__PROBLEM REQUIREMENTS__. Reproduce the lines of the material exactly, excluding every image.
Begin TASK INPUT
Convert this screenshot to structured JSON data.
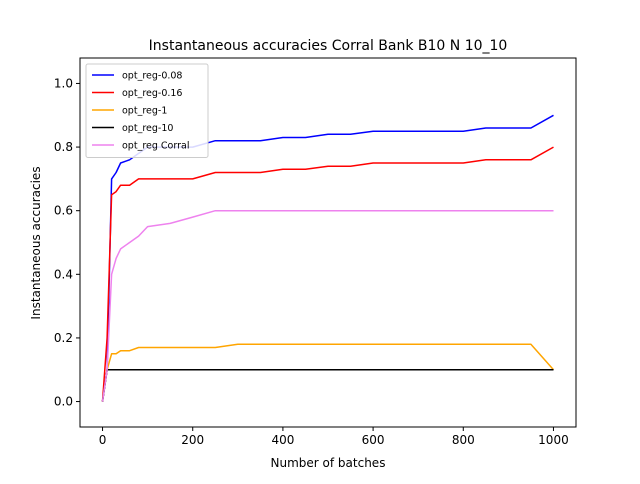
{
  "chart_data": {
    "type": "line",
    "title": "Instantaneous accuracies Corral Bank B10 N 10_10",
    "xlabel": "Number of batches",
    "ylabel": "Instantaneous accuracies",
    "xlim": [
      -50,
      1050
    ],
    "ylim": [
      -0.08,
      1.08
    ],
    "xticks": [
      0,
      200,
      400,
      600,
      800,
      1000
    ],
    "yticks": [
      0.0,
      0.2,
      0.4,
      0.6,
      0.8,
      1.0
    ],
    "xtick_labels": [
      "0",
      "200",
      "400",
      "600",
      "800",
      "1000"
    ],
    "ytick_labels": [
      "0.0",
      "0.2",
      "0.4",
      "0.6",
      "0.8",
      "1.0"
    ],
    "legend_position": "top-left",
    "grid": false,
    "series": [
      {
        "name": "opt_reg-0.08",
        "color": "#0000ff",
        "x": [
          0,
          10,
          20,
          30,
          40,
          60,
          80,
          100,
          150,
          200,
          250,
          300,
          350,
          400,
          450,
          500,
          550,
          600,
          650,
          700,
          750,
          800,
          850,
          900,
          950,
          1000
        ],
        "y": [
          0.0,
          0.1,
          0.7,
          0.72,
          0.75,
          0.76,
          0.78,
          0.8,
          0.8,
          0.8,
          0.82,
          0.82,
          0.82,
          0.83,
          0.83,
          0.84,
          0.84,
          0.85,
          0.85,
          0.85,
          0.85,
          0.85,
          0.86,
          0.86,
          0.86,
          0.9
        ]
      },
      {
        "name": "opt_reg-0.16",
        "color": "#ff0000",
        "x": [
          0,
          10,
          20,
          30,
          40,
          60,
          80,
          100,
          150,
          200,
          250,
          300,
          350,
          400,
          450,
          500,
          550,
          600,
          650,
          700,
          750,
          800,
          850,
          900,
          950,
          1000
        ],
        "y": [
          0.0,
          0.2,
          0.65,
          0.66,
          0.68,
          0.68,
          0.7,
          0.7,
          0.7,
          0.7,
          0.72,
          0.72,
          0.72,
          0.73,
          0.73,
          0.74,
          0.74,
          0.75,
          0.75,
          0.75,
          0.75,
          0.75,
          0.76,
          0.76,
          0.76,
          0.8
        ]
      },
      {
        "name": "opt_reg-1",
        "color": "#ffa500",
        "x": [
          0,
          10,
          20,
          30,
          40,
          60,
          80,
          100,
          150,
          200,
          250,
          300,
          350,
          400,
          450,
          500,
          550,
          600,
          650,
          700,
          750,
          800,
          850,
          900,
          950,
          1000
        ],
        "y": [
          0.0,
          0.1,
          0.15,
          0.15,
          0.16,
          0.16,
          0.17,
          0.17,
          0.17,
          0.17,
          0.17,
          0.18,
          0.18,
          0.18,
          0.18,
          0.18,
          0.18,
          0.18,
          0.18,
          0.18,
          0.18,
          0.18,
          0.18,
          0.18,
          0.18,
          0.1
        ]
      },
      {
        "name": "opt_reg-10",
        "color": "#000000",
        "x": [
          0,
          10,
          20,
          30,
          40,
          60,
          80,
          100,
          150,
          200,
          250,
          300,
          350,
          400,
          450,
          500,
          550,
          600,
          650,
          700,
          750,
          800,
          850,
          900,
          950,
          1000
        ],
        "y": [
          0.0,
          0.1,
          0.1,
          0.1,
          0.1,
          0.1,
          0.1,
          0.1,
          0.1,
          0.1,
          0.1,
          0.1,
          0.1,
          0.1,
          0.1,
          0.1,
          0.1,
          0.1,
          0.1,
          0.1,
          0.1,
          0.1,
          0.1,
          0.1,
          0.1,
          0.1
        ]
      },
      {
        "name": "opt_reg Corral",
        "color": "#ee82ee",
        "x": [
          0,
          10,
          20,
          30,
          40,
          60,
          80,
          100,
          150,
          200,
          250,
          300,
          350,
          400,
          450,
          500,
          550,
          600,
          650,
          700,
          750,
          800,
          850,
          900,
          950,
          1000
        ],
        "y": [
          0.0,
          0.1,
          0.4,
          0.45,
          0.48,
          0.5,
          0.52,
          0.55,
          0.56,
          0.58,
          0.6,
          0.6,
          0.6,
          0.6,
          0.6,
          0.6,
          0.6,
          0.6,
          0.6,
          0.6,
          0.6,
          0.6,
          0.6,
          0.6,
          0.6,
          0.6
        ]
      }
    ]
  }
}
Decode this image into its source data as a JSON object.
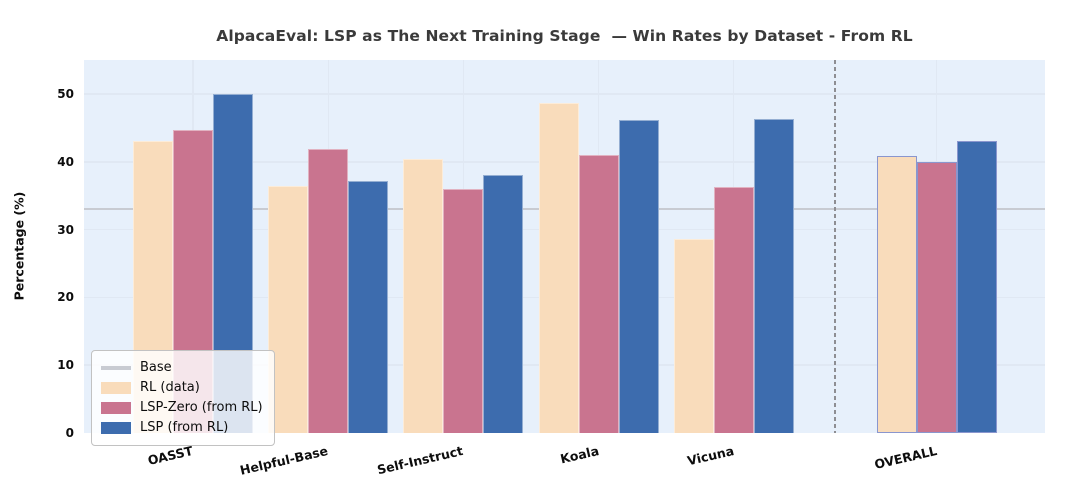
{
  "chart_data": {
    "type": "bar",
    "title": "AlpacaEval: LSP as The Next Training Stage  — Win Rates by Dataset - From RL",
    "ylabel": "Percentage (%)",
    "xlabel": "",
    "categories": [
      "OASST",
      "Helpful-Base",
      "Self-Instruct",
      "Koala",
      "Vicuna",
      "OVERALL"
    ],
    "x_positions": [
      0,
      1,
      2,
      3,
      4,
      5.5
    ],
    "separator_x": 4.75,
    "highlighted_category": "OVERALL",
    "highlight_edge_color": "#8a96ce",
    "series": [
      {
        "name": "RL (data)",
        "color": "#f9dcbb",
        "values": [
          43.1,
          36.4,
          40.4,
          48.6,
          28.6,
          40.8
        ]
      },
      {
        "name": "LSP-Zero (from RL)",
        "color": "#c9748f",
        "values": [
          44.7,
          41.9,
          36.0,
          41.0,
          36.2,
          40.0
        ]
      },
      {
        "name": "LSP (from RL)",
        "color": "#3d6cae",
        "values": [
          50.0,
          37.2,
          38.0,
          46.2,
          46.3,
          43.1
        ]
      }
    ],
    "baseline": {
      "label": "Base",
      "value": 33.0,
      "color": "#c8cbd2"
    },
    "yticks": [
      0,
      10,
      20,
      30,
      40,
      50
    ],
    "ylim": [
      0,
      55
    ],
    "grid": true,
    "legend_position": "lower-left",
    "plot_background": "#e7f0fb",
    "title_color": "#3a3a3a"
  }
}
End TASK INPUT
__FULL OUTPUT__.
Convert this screenshot to structured JSON data.
{
  "chart_data": {
    "type": "line",
    "title": "Instantaneous accuracies Corral Bank B10 N 10_10",
    "xlabel": "Number of batches",
    "ylabel": "Instantaneous accuracies",
    "xlim": [
      -50,
      1050
    ],
    "ylim": [
      -0.08,
      1.08
    ],
    "xticks": [
      0,
      200,
      400,
      600,
      800,
      1000
    ],
    "yticks": [
      0.0,
      0.2,
      0.4,
      0.6,
      0.8,
      1.0
    ],
    "xtick_labels": [
      "0",
      "200",
      "400",
      "600",
      "800",
      "1000"
    ],
    "ytick_labels": [
      "0.0",
      "0.2",
      "0.4",
      "0.6",
      "0.8",
      "1.0"
    ],
    "legend_position": "top-left",
    "grid": false,
    "series": [
      {
        "name": "opt_reg-0.08",
        "color": "#0000ff",
        "x": [
          0,
          10,
          20,
          30,
          40,
          60,
          80,
          100,
          150,
          200,
          250,
          300,
          350,
          400,
          450,
          500,
          550,
          600,
          650,
          700,
          750,
          800,
          850,
          900,
          950,
          1000
        ],
        "y": [
          0.0,
          0.1,
          0.7,
          0.72,
          0.75,
          0.76,
          0.78,
          0.8,
          0.8,
          0.8,
          0.82,
          0.82,
          0.82,
          0.83,
          0.83,
          0.84,
          0.84,
          0.85,
          0.85,
          0.85,
          0.85,
          0.85,
          0.86,
          0.86,
          0.86,
          0.9
        ]
      },
      {
        "name": "opt_reg-0.16",
        "color": "#ff0000",
        "x": [
          0,
          10,
          20,
          30,
          40,
          60,
          80,
          100,
          150,
          200,
          250,
          300,
          350,
          400,
          450,
          500,
          550,
          600,
          650,
          700,
          750,
          800,
          850,
          900,
          950,
          1000
        ],
        "y": [
          0.0,
          0.2,
          0.65,
          0.66,
          0.68,
          0.68,
          0.7,
          0.7,
          0.7,
          0.7,
          0.72,
          0.72,
          0.72,
          0.73,
          0.73,
          0.74,
          0.74,
          0.75,
          0.75,
          0.75,
          0.75,
          0.75,
          0.76,
          0.76,
          0.76,
          0.8
        ]
      },
      {
        "name": "opt_reg-1",
        "color": "#ffa500",
        "x": [
          0,
          10,
          20,
          30,
          40,
          60,
          80,
          100,
          150,
          200,
          250,
          300,
          350,
          400,
          450,
          500,
          550,
          600,
          650,
          700,
          750,
          800,
          850,
          900,
          950,
          1000
        ],
        "y": [
          0.0,
          0.1,
          0.15,
          0.15,
          0.16,
          0.16,
          0.17,
          0.17,
          0.17,
          0.17,
          0.17,
          0.18,
          0.18,
          0.18,
          0.18,
          0.18,
          0.18,
          0.18,
          0.18,
          0.18,
          0.18,
          0.18,
          0.18,
          0.18,
          0.18,
          0.1
        ]
      },
      {
        "name": "opt_reg-10",
        "color": "#000000",
        "x": [
          0,
          10,
          20,
          30,
          40,
          60,
          80,
          100,
          150,
          200,
          250,
          300,
          350,
          400,
          450,
          500,
          550,
          600,
          650,
          700,
          750,
          800,
          850,
          900,
          950,
          1000
        ],
        "y": [
          0.0,
          0.1,
          0.1,
          0.1,
          0.1,
          0.1,
          0.1,
          0.1,
          0.1,
          0.1,
          0.1,
          0.1,
          0.1,
          0.1,
          0.1,
          0.1,
          0.1,
          0.1,
          0.1,
          0.1,
          0.1,
          0.1,
          0.1,
          0.1,
          0.1,
          0.1
        ]
      },
      {
        "name": "opt_reg Corral",
        "color": "#ee82ee",
        "x": [
          0,
          10,
          20,
          30,
          40,
          60,
          80,
          100,
          150,
          200,
          250,
          300,
          350,
          400,
          450,
          500,
          550,
          600,
          650,
          700,
          750,
          800,
          850,
          900,
          950,
          1000
        ],
        "y": [
          0.0,
          0.1,
          0.4,
          0.45,
          0.48,
          0.5,
          0.52,
          0.55,
          0.56,
          0.58,
          0.6,
          0.6,
          0.6,
          0.6,
          0.6,
          0.6,
          0.6,
          0.6,
          0.6,
          0.6,
          0.6,
          0.6,
          0.6,
          0.6,
          0.6,
          0.6
        ]
      }
    ]
  }
}
Decode this image into its source data as a JSON object.
{
  "chart_data": {
    "type": "bar",
    "title": "AlpacaEval: LSP as The Next Training Stage  — Win Rates by Dataset - From RL",
    "ylabel": "Percentage (%)",
    "xlabel": "",
    "categories": [
      "OASST",
      "Helpful-Base",
      "Self-Instruct",
      "Koala",
      "Vicuna",
      "OVERALL"
    ],
    "x_positions": [
      0,
      1,
      2,
      3,
      4,
      5.5
    ],
    "separator_x": 4.75,
    "highlighted_category": "OVERALL",
    "highlight_edge_color": "#8a96ce",
    "series": [
      {
        "name": "RL (data)",
        "color": "#f9dcbb",
        "values": [
          43.1,
          36.4,
          40.4,
          48.6,
          28.6,
          40.8
        ]
      },
      {
        "name": "LSP-Zero (from RL)",
        "color": "#c9748f",
        "values": [
          44.7,
          41.9,
          36.0,
          41.0,
          36.2,
          40.0
        ]
      },
      {
        "name": "LSP (from RL)",
        "color": "#3d6cae",
        "values": [
          50.0,
          37.2,
          38.0,
          46.2,
          46.3,
          43.1
        ]
      }
    ],
    "baseline": {
      "label": "Base",
      "value": 33.0,
      "color": "#c8cbd2"
    },
    "yticks": [
      0,
      10,
      20,
      30,
      40,
      50
    ],
    "ylim": [
      0,
      55
    ],
    "grid": true,
    "legend_position": "lower-left",
    "plot_background": "#e7f0fb",
    "title_color": "#3a3a3a"
  }
}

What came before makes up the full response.